Problem description
Please write the listing below out again exactly, leaving every picture behind.

(Dataset excerpt)

• • •

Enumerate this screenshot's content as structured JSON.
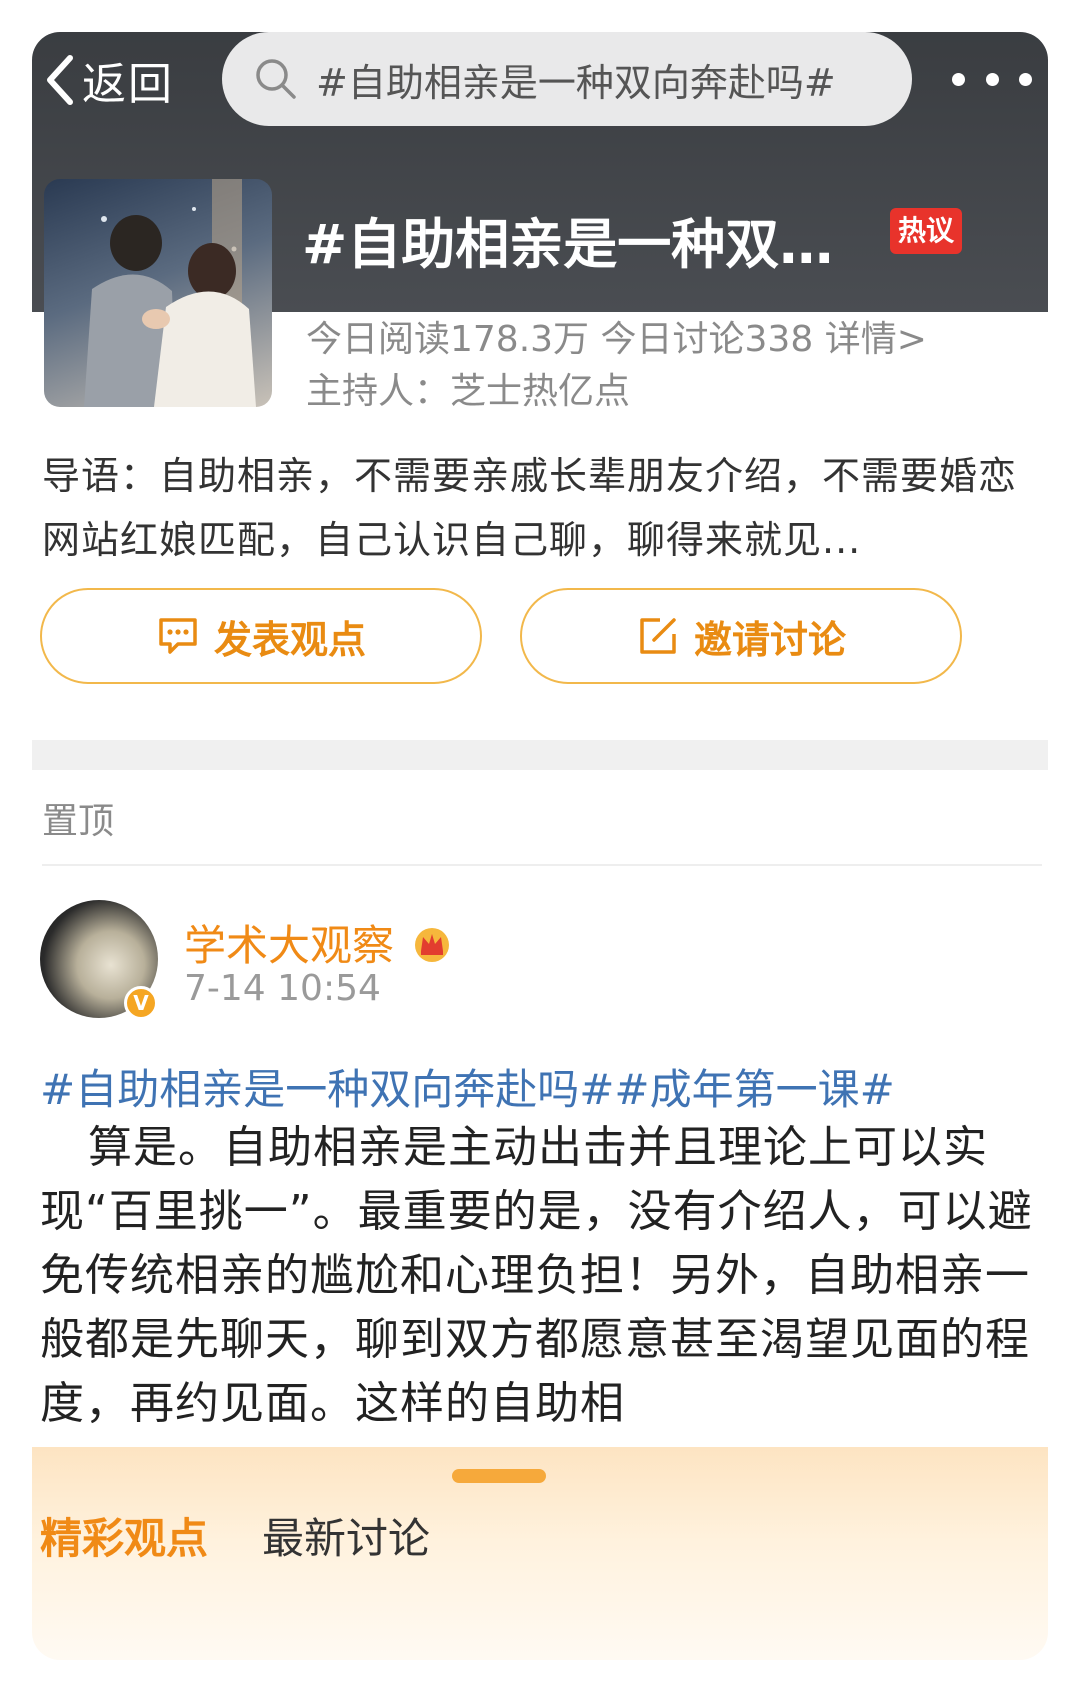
{
  "nav": {
    "back_label": "返回",
    "search_query": "#自助相亲是一种双向奔赴吗#"
  },
  "topic": {
    "title": "#自助相亲是一种双向...",
    "badge": "热议",
    "reads": "今日阅读178.3万",
    "discussions": "今日讨论338",
    "details_link": "详情>",
    "host": "主持人：芝士热亿点"
  },
  "intro": "导语：自助相亲，不需要亲戚长辈朋友介绍，不需要婚恋网站红娘匹配，自己认识自己聊，聊得来就见...",
  "actions": {
    "post_label": "发表观点",
    "invite_label": "邀请讨论"
  },
  "pinned_label": "置顶",
  "post": {
    "author": "学术大观察",
    "verified_mark": "V",
    "time": "7-14 10:54",
    "hashtags": "#自助相亲是一种双向奔赴吗##成年第一课#",
    "text": "算是。自助相亲是主动出击并且理论上可以实现“百里挑一”。最重要的是，没有介绍人，可以避免传统相亲的尴尬和心理负担！另外，自助相亲一般都是先聊天，聊到双方都愿意甚至渴望见面的程度，再约见面。这样的自助相"
  },
  "tabs": {
    "featured": "精彩观点",
    "latest": "最新讨论"
  },
  "colors": {
    "accent": "#f08a16",
    "link": "#3f73b3",
    "hot": "#e8332b",
    "header": "#3a3d41"
  },
  "icons": [
    "chevron-left-icon",
    "search-icon",
    "more-icon",
    "comment-icon",
    "edit-icon",
    "crown-icon",
    "verified-icon"
  ]
}
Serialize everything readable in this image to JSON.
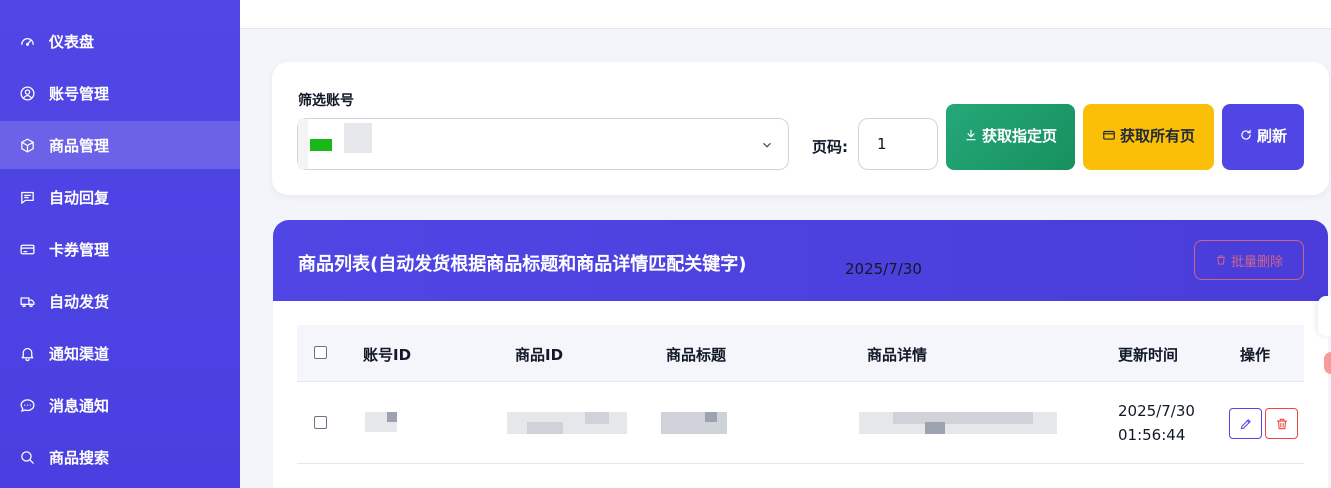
{
  "sidebar": {
    "items": [
      {
        "label": "仪表盘",
        "icon": "gauge-icon"
      },
      {
        "label": "账号管理",
        "icon": "user-circle-icon"
      },
      {
        "label": "商品管理",
        "icon": "box-icon",
        "active": true
      },
      {
        "label": "自动回复",
        "icon": "message-icon"
      },
      {
        "label": "卡券管理",
        "icon": "card-icon"
      },
      {
        "label": "自动发货",
        "icon": "truck-icon"
      },
      {
        "label": "通知渠道",
        "icon": "bell-icon"
      },
      {
        "label": "消息通知",
        "icon": "chat-icon"
      },
      {
        "label": "商品搜索",
        "icon": "search-icon"
      }
    ]
  },
  "filter": {
    "account_label": "筛选账号",
    "page_label": "页码:",
    "page_value": "1",
    "fetch_page_label": "获取指定页",
    "fetch_all_label": "获取所有页",
    "refresh_label": "刷新"
  },
  "product_list": {
    "title": "商品列表(自动发货根据商品标题和商品详情匹配关键字)",
    "bulk_delete_label": "批量删除",
    "columns": [
      "账号ID",
      "商品ID",
      "商品标题",
      "商品详情",
      "更新时间",
      "操作"
    ],
    "rows": [
      {
        "updated_date": "2025/7/30",
        "updated_time": "01:56:44"
      }
    ],
    "next_row_time_partial": "2025/7/30"
  },
  "colors": {
    "primary": "#4f46e5",
    "success": "#1f9e6c",
    "warning": "#fbbf07",
    "danger": "#ef4444"
  }
}
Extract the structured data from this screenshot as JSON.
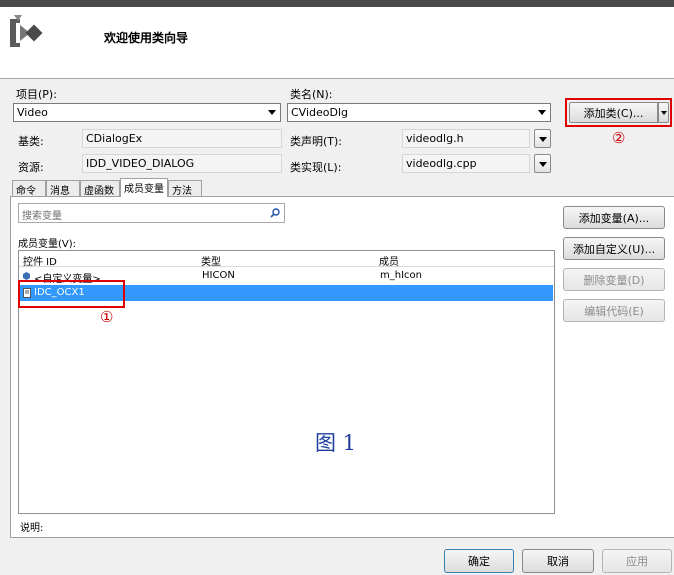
{
  "header": {
    "title": "欢迎使用类向导"
  },
  "form": {
    "project_label": "项目(P):",
    "project_value": "Video",
    "classname_label": "类名(N):",
    "classname_value": "CVideoDlg",
    "add_class_label": "添加类(C)...",
    "base_label": "基类:",
    "base_value": "CDialogEx",
    "decl_label": "类声明(T):",
    "decl_value": "videodlg.h",
    "resource_label": "资源:",
    "resource_value": "IDD_VIDEO_DIALOG",
    "impl_label": "类实现(L):",
    "impl_value": "videodlg.cpp"
  },
  "tabs": [
    "命令",
    "消息",
    "虚函数",
    "成员变量",
    "方法"
  ],
  "active_tab": "成员变量",
  "panel": {
    "search_placeholder": "搜索变量",
    "members_label": "成员变量(V):",
    "columns": [
      "控件 ID",
      "类型",
      "成员"
    ],
    "rows": [
      {
        "id": "<自定义变量>",
        "type": "HICON",
        "member": "m_hIcon"
      },
      {
        "id": "IDC_OCX1",
        "type": "",
        "member": "",
        "selected": true
      }
    ],
    "description_label": "说明:"
  },
  "side_buttons": {
    "add_variable": "添加变量(A)...",
    "add_custom": "添加自定义(U)...",
    "delete_variable": "删除变量(D)",
    "edit_code": "编辑代码(E)"
  },
  "footer": {
    "ok": "确定",
    "cancel": "取消",
    "apply": "应用"
  },
  "annotations": {
    "circle1": "①",
    "circle2": "②",
    "figure_caption": "图 1"
  },
  "colors": {
    "selection": "#3399ff",
    "annotation_red": "#e00000",
    "caption_blue": "#1f3f9f"
  }
}
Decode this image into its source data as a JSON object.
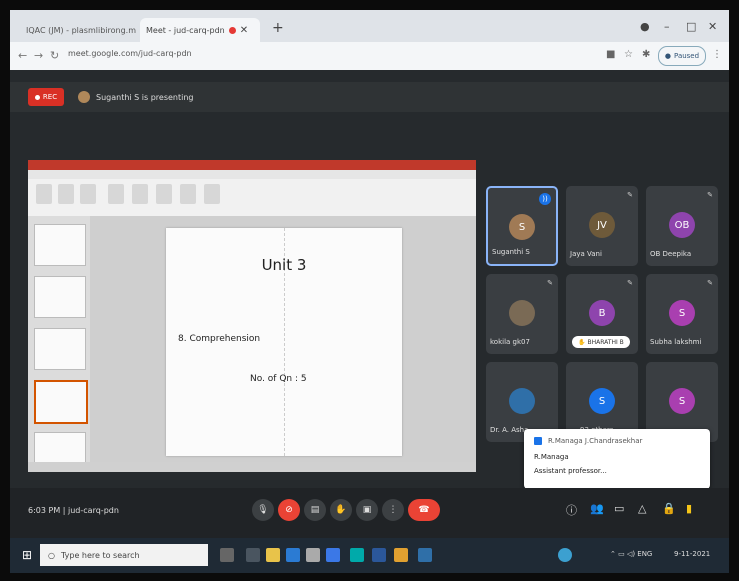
{
  "browser": {
    "tabs": [
      {
        "label": "IQAC (JM) - plasmlibirong.m - S"
      },
      {
        "label": "Meet - jud-carq-pdn"
      }
    ],
    "url": "meet.google.com/jud-carq-pdn",
    "profile_label": "Paused"
  },
  "meet": {
    "rec_label": "REC",
    "presenting_text": "Suganthi S is presenting",
    "time_code": "6:03 PM  |  jud-carq-pdn"
  },
  "slide": {
    "title": "Unit 3",
    "body": "8. Comprehension",
    "qn": "No. of Qn : 5"
  },
  "participants": [
    {
      "initial": "S",
      "name": "Suganthi S",
      "color": "#a07a55"
    },
    {
      "initial": "JV",
      "name": "Jaya Vani",
      "color": "#6e5a3a"
    },
    {
      "initial": "OB",
      "name": "OB Deepika",
      "color": "#8e44ad"
    },
    {
      "initial": "",
      "name": "kokila gk07",
      "color": "#7a6a55"
    },
    {
      "initial": "B",
      "name": "BHARATHI B",
      "color": "#8e44ad"
    },
    {
      "initial": "S",
      "name": "Subha lakshmi",
      "color": "#a93fb0"
    },
    {
      "initial": "",
      "name": "Dr. A. Asha",
      "color": "#2f6fa8"
    },
    {
      "initial": "S",
      "name": "93 others",
      "color": "#1a73e8"
    },
    {
      "initial": "S",
      "name": "",
      "color": "#a93fb0"
    }
  ],
  "notification": {
    "header": "R.Managa J.Chandrasekhar",
    "name": "R.Managa",
    "message": "Assistant professor..."
  },
  "taskbar": {
    "search_placeholder": "Type here to search",
    "date": "9-11-2021"
  }
}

• • •

Response to this task
Enumerate this screenshot's content as structured JSON.
{
  "nav": {
    "back_label": "返回",
    "search_query": "#自助相亲是一种双向奔赴吗#"
  },
  "topic": {
    "title": "#自助相亲是一种双向...",
    "badge": "热议",
    "reads": "今日阅读178.3万",
    "discussions": "今日讨论338",
    "details_link": "详情>",
    "host": "主持人：芝士热亿点"
  },
  "intro": "导语：自助相亲，不需要亲戚长辈朋友介绍，不需要婚恋网站红娘匹配，自己认识自己聊，聊得来就见...",
  "actions": {
    "post_label": "发表观点",
    "invite_label": "邀请讨论"
  },
  "pinned_label": "置顶",
  "post": {
    "author": "学术大观察",
    "verified_mark": "V",
    "time": "7-14 10:54",
    "hashtags": "#自助相亲是一种双向奔赴吗##成年第一课#",
    "text": "算是。自助相亲是主动出击并且理论上可以实现“百里挑一”。最重要的是，没有介绍人，可以避免传统相亲的尴尬和心理负担！另外，自助相亲一般都是先聊天，聊到双方都愿意甚至渴望见面的程度，再约见面。这样的自助相"
  },
  "tabs": {
    "featured": "精彩观点",
    "latest": "最新讨论"
  },
  "colors": {
    "accent": "#f08a16",
    "link": "#3f73b3",
    "hot": "#e8332b",
    "header": "#3a3d41"
  },
  "icons": [
    "chevron-left-icon",
    "search-icon",
    "more-icon",
    "comment-icon",
    "edit-icon",
    "crown-icon",
    "verified-icon"
  ]
}
Serialize everything readable in this image to JSON.
{
  "sidebar": {
    "items": [
      {
        "label": "仪表盘",
        "icon": "gauge-icon"
      },
      {
        "label": "账号管理",
        "icon": "user-circle-icon"
      },
      {
        "label": "商品管理",
        "icon": "box-icon",
        "active": true
      },
      {
        "label": "自动回复",
        "icon": "message-icon"
      },
      {
        "label": "卡券管理",
        "icon": "card-icon"
      },
      {
        "label": "自动发货",
        "icon": "truck-icon"
      },
      {
        "label": "通知渠道",
        "icon": "bell-icon"
      },
      {
        "label": "消息通知",
        "icon": "chat-icon"
      },
      {
        "label": "商品搜索",
        "icon": "search-icon"
      }
    ]
  },
  "filter": {
    "account_label": "筛选账号",
    "page_label": "页码:",
    "page_value": "1",
    "fetch_page_label": "获取指定页",
    "fetch_all_label": "获取所有页",
    "refresh_label": "刷新"
  },
  "product_list": {
    "title": "商品列表(自动发货根据商品标题和商品详情匹配关键字)",
    "bulk_delete_label": "批量删除",
    "columns": [
      "账号ID",
      "商品ID",
      "商品标题",
      "商品详情",
      "更新时间",
      "操作"
    ],
    "rows": [
      {
        "updated_date": "2025/7/30",
        "updated_time": "01:56:44"
      }
    ],
    "next_row_time_partial": "2025/7/30"
  },
  "colors": {
    "primary": "#4f46e5",
    "success": "#1f9e6c",
    "warning": "#fbbf07",
    "danger": "#ef4444"
  }
}
Extract the structured data from this screenshot as JSON.
{
  "header": {
    "title": "欢迎使用类向导"
  },
  "form": {
    "project_label": "项目(P):",
    "project_value": "Video",
    "classname_label": "类名(N):",
    "classname_value": "CVideoDlg",
    "add_class_label": "添加类(C)...",
    "base_label": "基类:",
    "base_value": "CDialogEx",
    "decl_label": "类声明(T):",
    "decl_value": "videodlg.h",
    "resource_label": "资源:",
    "resource_value": "IDD_VIDEO_DIALOG",
    "impl_label": "类实现(L):",
    "impl_value": "videodlg.cpp"
  },
  "tabs": [
    "命令",
    "消息",
    "虚函数",
    "成员变量",
    "方法"
  ],
  "active_tab": "成员变量",
  "panel": {
    "search_placeholder": "搜索变量",
    "members_label": "成员变量(V):",
    "columns": [
      "控件 ID",
      "类型",
      "成员"
    ],
    "rows": [
      {
        "id": "<自定义变量>",
        "type": "HICON",
        "member": "m_hIcon"
      },
      {
        "id": "IDC_OCX1",
        "type": "",
        "member": "",
        "selected": true
      }
    ],
    "description_label": "说明:"
  },
  "side_buttons": {
    "add_variable": "添加变量(A)...",
    "add_custom": "添加自定义(U)...",
    "delete_variable": "删除变量(D)",
    "edit_code": "编辑代码(E)"
  },
  "footer": {
    "ok": "确定",
    "cancel": "取消",
    "apply": "应用"
  },
  "annotations": {
    "circle1": "①",
    "circle2": "②",
    "figure_caption": "图 1"
  },
  "colors": {
    "selection": "#3399ff",
    "annotation_red": "#e00000",
    "caption_blue": "#1f3f9f"
  }
}
Decode this image into its source data as a JSON object.
{
  "browser": {
    "tabs": [
      {
        "label": "IQAC (JM) - plasmlibirong.m - S"
      },
      {
        "label": "Meet - jud-carq-pdn"
      }
    ],
    "url": "meet.google.com/jud-carq-pdn",
    "profile_label": "Paused"
  },
  "meet": {
    "rec_label": "REC",
    "presenting_text": "Suganthi S is presenting",
    "time_code": "6:03 PM  |  jud-carq-pdn"
  },
  "slide": {
    "title": "Unit 3",
    "body": "8. Comprehension",
    "qn": "No. of Qn : 5"
  },
  "participants": [
    {
      "initial": "S",
      "name": "Suganthi S",
      "color": "#a07a55"
    },
    {
      "initial": "JV",
      "name": "Jaya Vani",
      "color": "#6e5a3a"
    },
    {
      "initial": "OB",
      "name": "OB Deepika",
      "color": "#8e44ad"
    },
    {
      "initial": "",
      "name": "kokila gk07",
      "color": "#7a6a55"
    },
    {
      "initial": "B",
      "name": "BHARATHI B",
      "color": "#8e44ad"
    },
    {
      "initial": "S",
      "name": "Subha lakshmi",
      "color": "#a93fb0"
    },
    {
      "initial": "",
      "name": "Dr. A. Asha",
      "color": "#2f6fa8"
    },
    {
      "initial": "S",
      "name": "93 others",
      "color": "#1a73e8"
    },
    {
      "initial": "S",
      "name": "",
      "color": "#a93fb0"
    }
  ],
  "notification": {
    "header": "R.Managa J.Chandrasekhar",
    "name": "R.Managa",
    "message": "Assistant professor..."
  },
  "taskbar": {
    "search_placeholder": "Type here to search",
    "date": "9-11-2021"
  }
}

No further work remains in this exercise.